Karin Keuter ist „Miss Deaf World 2012“ oder Meppenerin Karin Keuter schönste „Gehörlose“ der Welt
Einmal im Jahr schlagen die Männerherzen höher. In Prag, der goldenen Stadt, steigt die „Party“ des Jahres, und man sieht die hübschesten Mädels aus aller Welt gleichzeitig an einem Ort. Jedes Land schickt sein hörgeschädigtes Mädchen und von allen Teilnehmerinnen werden die drei Schönsten gewählt. Diese Veranstaltung wird „Miss Deaf World“ genannt, findet aber weltweit bei den Hörgeschädigten nur wenig Beachtung. Völlig zu Unrecht, da sie auf einem viel höheren Niveau liegt als die üblichen Miss-Wahlen der Gehörlosen. Dafür schenkten die Hörenden der „Miss Deaf World“ sehr viel Aufmerksamkeit – mehr als die Hälfte der Zuschauer war hörend, fast täglich berichtete die tschechische und internationale Presse darüber und zahlreiche namhafte Sponsoren unterstützten das Ereignis.
Auch wenige Hörgeschädigtenverbände zeigten Interesse. Die Einladung zu der Wahl verschwand bei vielen Vereinen in der untersten Schublade. Daher reisten viele Kandidatinnen auf eigene Faust an oder wurden von Jungs angeworben, die auf keinen Fall sich für ihr Land schämen wollten. Von den vielen deutschen Mädchen, die in ganz Deutschland angeschrieben wurden, konnte keine überzeugen – bis die blonde Karin Keuter bei einer Miss Deaf Germany (2011) entdeckt wurde. Die erst 20jährige amtierende Miss Deaf Germany Karin Keuter (2011) war ein Volltreffer. Schwerhörige Karin Keuter gewann auf Anhieb zur Miss Deaf Germany und wurde zur internationalen Wahl angemeldet. Düster sah es dagegen für echte deutsche Gehörlose und Österreich aus. Dort konnte keine einzige hübsche Miss gefunden werden. Wen heiraten die Männer dort eigentlich?

____

§ **AUFGABENSTELLUNG**: Schreiben Sie aus dem Text oben über die Wahl zur Miss Deaf World den Abschnitt wortgetreu nieder, der mit „Karin Keuter ist“ beginnt und mit „unterstützten das Ereignis.“ endet.

____

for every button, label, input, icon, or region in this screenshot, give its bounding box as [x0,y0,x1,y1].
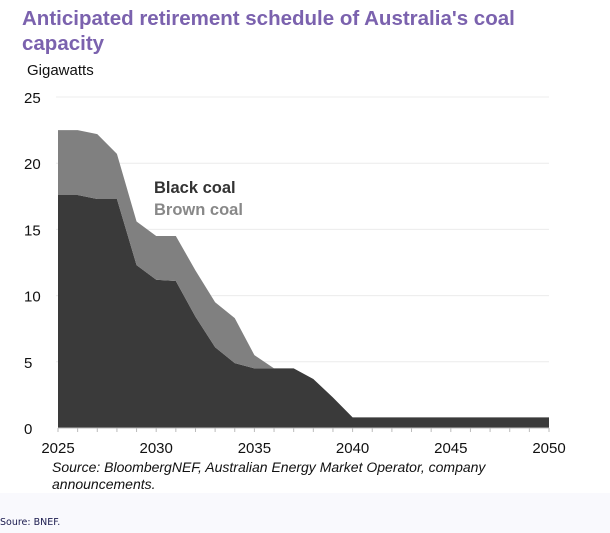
y-tick-label: 20 [24,156,41,173]
x-tick-label: 2025 [41,440,74,457]
x-tick-label: 2045 [434,440,467,457]
y-axis-label: Gigawatts [27,62,94,79]
x-tick-label: 2035 [238,440,271,457]
y-tick-label: 0 [24,421,32,438]
legend-entry: Black coal [154,179,236,197]
chart-title: Anticipated retirement schedule of Austr… [22,7,515,55]
x-tick-label: 2040 [336,440,369,457]
area-black-coal [58,194,549,428]
footer-strip [0,493,610,533]
legend-entry: Brown coal [154,201,243,219]
x-tick-label: 2030 [140,440,173,457]
source-note: Source: BloombergNEF, Australian Energy … [52,459,486,492]
footer-note: Soure: BNEF. [0,517,61,528]
y-tick-label: 5 [24,355,32,372]
area-brown-coal [58,130,549,418]
y-tick-label: 10 [24,289,41,306]
y-tick-label: 15 [24,222,41,239]
x-tick-label: 2050 [532,440,565,457]
y-tick-label: 25 [24,90,41,107]
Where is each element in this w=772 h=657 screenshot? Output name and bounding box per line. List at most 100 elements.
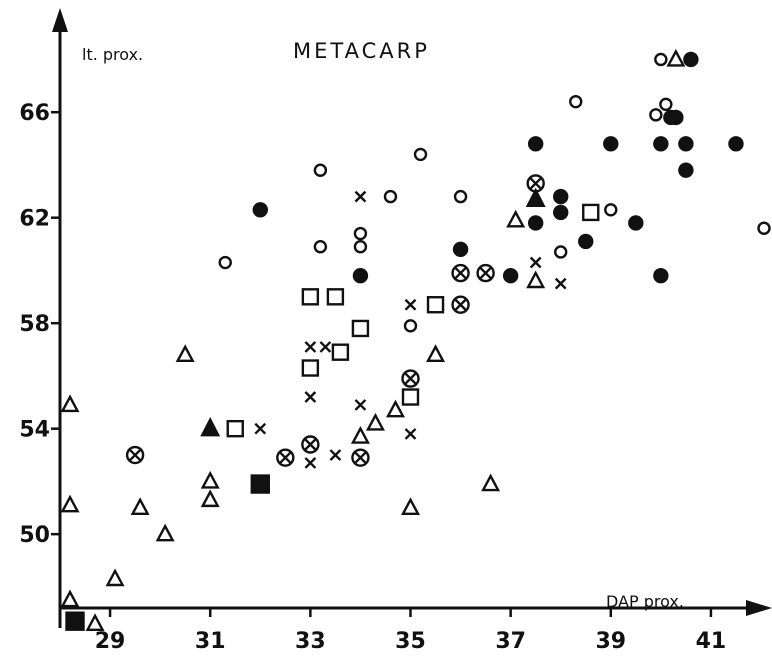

____

§ **ANTWORT ZUR AUFGABE**:
Karin Keuter ist „Miss Deaf World 2012“ oder Meppenerin Karin Keuter schönste „Gehörlose“ der Welt
Einmal im Jahr schlagen die Männerherzen höher. In Prag, der goldenen Stadt, steigt die „Party“ des Jahres, und man sieht die hübschesten Mädels aus aller Welt gleichzeitig an einem Ort. Jedes Land schickt sein hörgeschädigtes Mädchen und von allen Teilnehmerinnen werden die drei Schönsten gewählt. Diese Veranstaltung wird „Miss Deaf World“ genannt, findet aber weltweit bei den Hörgeschädigten nur wenig Beachtung. Völlig zu Unrecht, da sie auf einem viel höheren Niveau liegt als die üblichen Miss-Wahlen der Gehörlosen. Dafür schenkten die Hörenden der „Miss Deaf World“ sehr viel Aufmerksamkeit – mehr als die Hälfte der Zuschauer war hörend, fast täglich berichtete die tschechische und internationale Presse darüber und zahlreiche namhafte Sponsoren unterstützten das Ereignis.